▸ Job: Pick up the passage on nonlinear sea surface elevation and its time derivatives after its final line, and continue writing it.

▸ Supplied text:
As will be shown in Section 4 and Section 5, the joint distribution of sea surface elevation, its first and second derivative, is indispensable for the study of the statistical properties of nonlinear random waves of moderate bandwidth. In order to derive this joint distribution, we carry out the differentiation of nonlinear sea surface elevation with respect to time twice. The resulting expressions of the first and second derivative involve many random variables. Although the joint distribution of $\varsigma$, $\dot{\varsigma }$ and $\ddot{\varsigma }$, $f_{\varsigma \dot{\varsigma }\ddot{\varsigma }}\left(·,·,·\right)$, may be obtained, the task is tedious (over dot denotes time derivative).

To facilitate subsequent computation of $f_{\varsigma \dot{\varsigma }\ddot{\varsigma }}\left(·,·,·\right)$, we further introduce some assumptions based on the analysis given by Tayfun [26]. We first note that ${\eta }_1$ in Equation (3) and ${\eta }_5$ in Equation (7) may be written as:

$${\eta }_1=\frac{1}{M_0{}^{1/2}}C\cos (k_{m}x-{\omega }_{m}t-\psi )$$

(9)

▸ Record excerpts:
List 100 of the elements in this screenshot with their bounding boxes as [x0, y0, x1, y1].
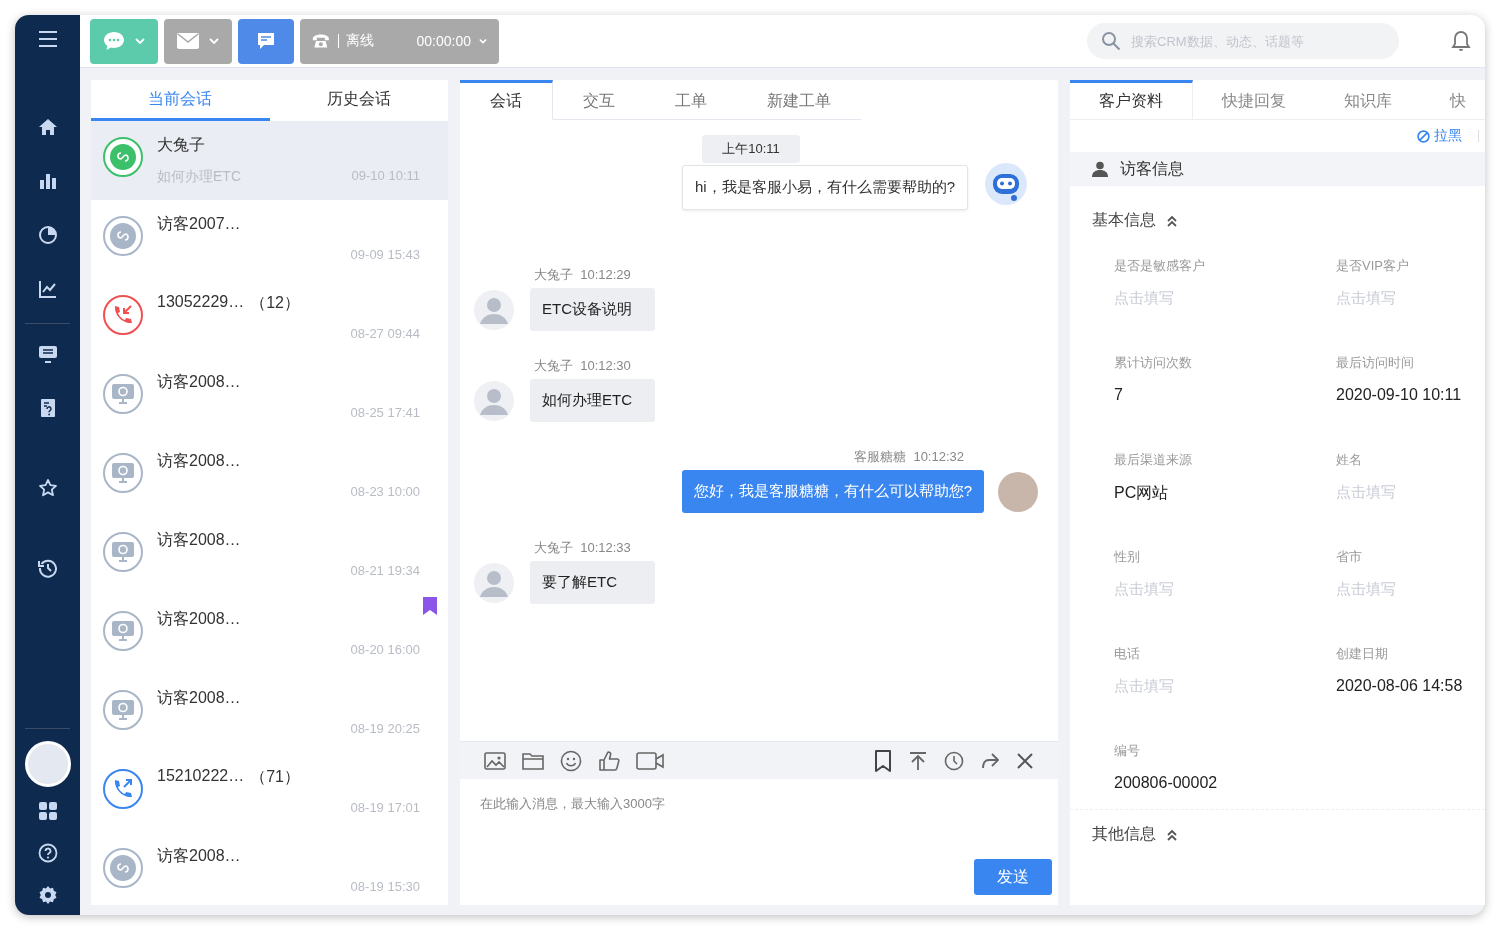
- home-icon[interactable]: [37, 117, 58, 137]
- conversation-time: 08-25 17:41: [350, 405, 420, 420]
- conversation-time: 08-21 19:34: [350, 563, 420, 578]
- conversation-item[interactable]: 访客2008… 08-20 16:00: [91, 595, 448, 674]
- customer-message-bubble: ETC设备说明: [530, 288, 655, 331]
- monitor-icon: [111, 541, 135, 563]
- profile-tab[interactable]: 客户资料: [1070, 80, 1193, 119]
- bookmark-icon[interactable]: [422, 597, 438, 615]
- field-label: 编号: [1114, 742, 1141, 760]
- message-button[interactable]: [238, 18, 294, 64]
- caret-icon: [478, 38, 487, 44]
- customer-message-bubble: 要了解ETC: [530, 561, 655, 604]
- bar-chart-icon[interactable]: [37, 171, 58, 191]
- chat-bubble-icon: [103, 31, 125, 51]
- field-value: 7: [1114, 386, 1124, 404]
- contact-name: 访客2008…: [157, 688, 241, 708]
- phone-status-text: 离线: [346, 32, 375, 50]
- search-icon: [1101, 31, 1121, 51]
- star-icon[interactable]: [37, 478, 58, 498]
- folder-icon[interactable]: [522, 750, 544, 771]
- bot-message-bubble: hi，我是客服小易，有什么需要帮助的?: [681, 165, 968, 210]
- person-icon: [1092, 161, 1108, 177]
- field-label: 电话: [1114, 645, 1141, 663]
- conversation-item[interactable]: 访客2008… 08-21 19:34: [91, 516, 448, 595]
- section-title: 其他信息: [1092, 824, 1156, 844]
- field-label: 累计访问次数: [1114, 354, 1193, 372]
- forward-icon[interactable]: [980, 750, 1000, 771]
- collapse-chevron-icon[interactable]: [1166, 828, 1178, 841]
- blacklist-link[interactable]: 拉黑: [1417, 127, 1462, 145]
- agent-message-bubble: 您好，我是客服糖糖，有什么可以帮助您?: [681, 470, 984, 513]
- field-label: 省市: [1336, 548, 1363, 566]
- collapse-chevron-icon[interactable]: [1166, 214, 1178, 227]
- field-label: 姓名: [1336, 451, 1363, 469]
- message-icon: [256, 31, 276, 51]
- smiley-icon[interactable]: [560, 749, 582, 772]
- conversation-item[interactable]: 访客2008… 08-19 15:30: [91, 832, 448, 905]
- contact-name: 访客2008…: [157, 530, 241, 550]
- message-meta: 大兔子 10:12:30: [534, 357, 632, 375]
- line-chart-icon[interactable]: [37, 279, 58, 299]
- apps-grid-icon[interactable]: [37, 801, 58, 821]
- agent-avatar: [998, 471, 1038, 512]
- conversation-item[interactable]: 访客2008… 08-23 10:00: [91, 437, 448, 516]
- conversation-time: 08-19 20:25: [350, 721, 420, 736]
- close-icon[interactable]: [1016, 751, 1034, 770]
- field-value: 2020-09-10 10:11: [1336, 386, 1463, 404]
- pin-to-top-icon[interactable]: [908, 750, 928, 771]
- user-silhouette-avatar: [474, 380, 514, 421]
- contact-name: 大兔子: [157, 135, 205, 155]
- link-icon: [110, 144, 136, 170]
- message-count: （71）: [250, 767, 300, 787]
- history-icon[interactable]: [37, 558, 58, 578]
- chat-tab[interactable]: 会话: [460, 80, 553, 120]
- monitor-icon: [111, 620, 135, 642]
- conversation-item[interactable]: 访客2008… 08-19 20:25: [91, 674, 448, 753]
- monitor-icon: [111, 383, 135, 405]
- user-avatar[interactable]: [24, 741, 71, 787]
- conversation-item[interactable]: 访客2008… 08-25 17:41: [91, 358, 448, 437]
- field-value: 200806-00002: [1114, 774, 1219, 792]
- settings-icon[interactable]: [37, 885, 58, 905]
- send-button[interactable]: 发送: [974, 859, 1052, 895]
- section-title: 基本信息: [1092, 210, 1156, 230]
- robot-avatar: [984, 161, 1028, 206]
- call-timer: 00:00:00: [416, 33, 471, 49]
- contact-name: 访客2007…: [157, 214, 241, 234]
- contact-name: 访客2008…: [157, 451, 241, 471]
- menu-icon[interactable]: [37, 29, 58, 49]
- monitor-icon[interactable]: [37, 344, 58, 364]
- user-silhouette-avatar: [474, 289, 514, 330]
- conversation-time: 08-20 16:00: [350, 642, 420, 657]
- field-label: 是否是敏感客户: [1114, 257, 1206, 275]
- thumbs-up-icon[interactable]: [598, 749, 620, 772]
- ban-icon: [1417, 129, 1430, 143]
- conversation-item[interactable]: 15210222… （71） 08-19 17:01: [91, 753, 448, 832]
- customer-message-bubble: 如何办理ETC: [530, 379, 655, 422]
- field-label: 最后渠道来源: [1114, 451, 1193, 469]
- link-icon: [110, 855, 136, 881]
- field-value: 2020-08-06 14:58: [1336, 677, 1463, 695]
- conversation-time: 08-19 17:01: [350, 800, 420, 815]
- contact-name: 15210222…: [157, 767, 245, 786]
- monitor-icon: [111, 462, 135, 484]
- image-icon[interactable]: [484, 750, 506, 771]
- field-label: 性别: [1114, 548, 1141, 566]
- caret-icon: [209, 38, 219, 44]
- conversation-time: 08-27 09:44: [350, 326, 420, 341]
- message-count: （12）: [250, 293, 300, 313]
- notification-bell-icon[interactable]: [1451, 30, 1471, 52]
- conversation-item[interactable]: 访客2007… 09-09 15:43: [91, 200, 448, 279]
- help-icon[interactable]: [37, 843, 58, 863]
- conversation-time: 09-09 15:43: [350, 247, 420, 262]
- pie-chart-icon[interactable]: [37, 225, 58, 245]
- video-camera-icon[interactable]: [636, 750, 664, 771]
- conversation-item[interactable]: 13052229… （12） 08-27 09:44: [91, 279, 448, 358]
- contact-name: 访客2008…: [157, 372, 241, 392]
- message-meta: 客服糖糖 10:12:32: [853, 448, 964, 466]
- conversation-time: 08-23 10:00: [350, 484, 420, 499]
- bookmark-icon[interactable]: [874, 749, 892, 772]
- message-meta: 大兔子 10:12:29: [534, 266, 632, 284]
- clock-icon[interactable]: [944, 750, 964, 771]
- message-meta: 大兔子 10:12:33: [534, 539, 632, 557]
- link-icon: [110, 223, 136, 249]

▸ Output for this task:
and

$${\eta }_5=\frac{1}{M_0{}^{1/2}}C\sin (k_{m}x-{\omega }_{m}t-\psi )$$

(10)

where $C(x,t)$ is an amplitude process.

Furthermore, we note that:

$${\eta }_2={\dot{\eta }}_1{(M_0/M_2)}^{1/2}$$

(11)

$${\eta }_3={\ddot{\eta }}_1{(M_0/M_4)}^{1/2}$$

(12)

$${\eta }_4={\ddot{\eta }}_5{(M_0/M_4)}^{1/2}$$

(13)

It was shown by Tayfun [26] that if $C$ and $\psi$ are $O(1)$, $\dot{C}$ and $\dot{\psi }$ are $O(\nu )$, and all higher-order derivatives of $C$ and $\psi$ are of corresponding higher-order smallness of $\nu$, as:

where

$$\nu ={(M_0{M}_2/M_1{}^2-1)}^{1/2}$$

(14)

is a measure of the bandwidth of the frequency spectrum which, for all practical purposes, is a small quantity. Based on this assumption, the normalized sea surface elevation ${\varsigma }_1$ can be rewritten, to the order of $\nu$, as:

$$\begin{gathered} {\varsigma }_1\cong {(M_0/m_0)}^{1/2}\left[{\eta }_1-\frac{1}{2}\epsilon {\eta }_1{\eta }_3+\frac{1}{2}\epsilon {\eta }_4{\eta }_5\right] \\ \cong {(M_0/m_0)}^{1/2}\left[C\cos \chi +\frac{1}{2}\epsilon C·C{({\omega }_m+\dot{\varphi })}^2\cos 2\chi \right] \end{gathered}$$

(15)

where

$$\chi =k_{m}x-{\omega }_{m}t-\psi .$$

(16)

Then, it follows that, to the order of $\nu$:

$$\begin{gathered} {\varsigma }_2\cong {(m_0/m_2)}^{1/2}{\dot{\varsigma }}_1 \\ \cong {(M_2/m_2)}^{1/2}\left[\dot{C}\cos \chi +C({\omega }_m+\dot{\psi })\sin \chi +2\epsilon C({\omega }_m+\dot{\psi })\sin \chi ·C{({\omega }_m+\dot{\psi })}^2\cos \chi \right] \end{gathered}$$

(17)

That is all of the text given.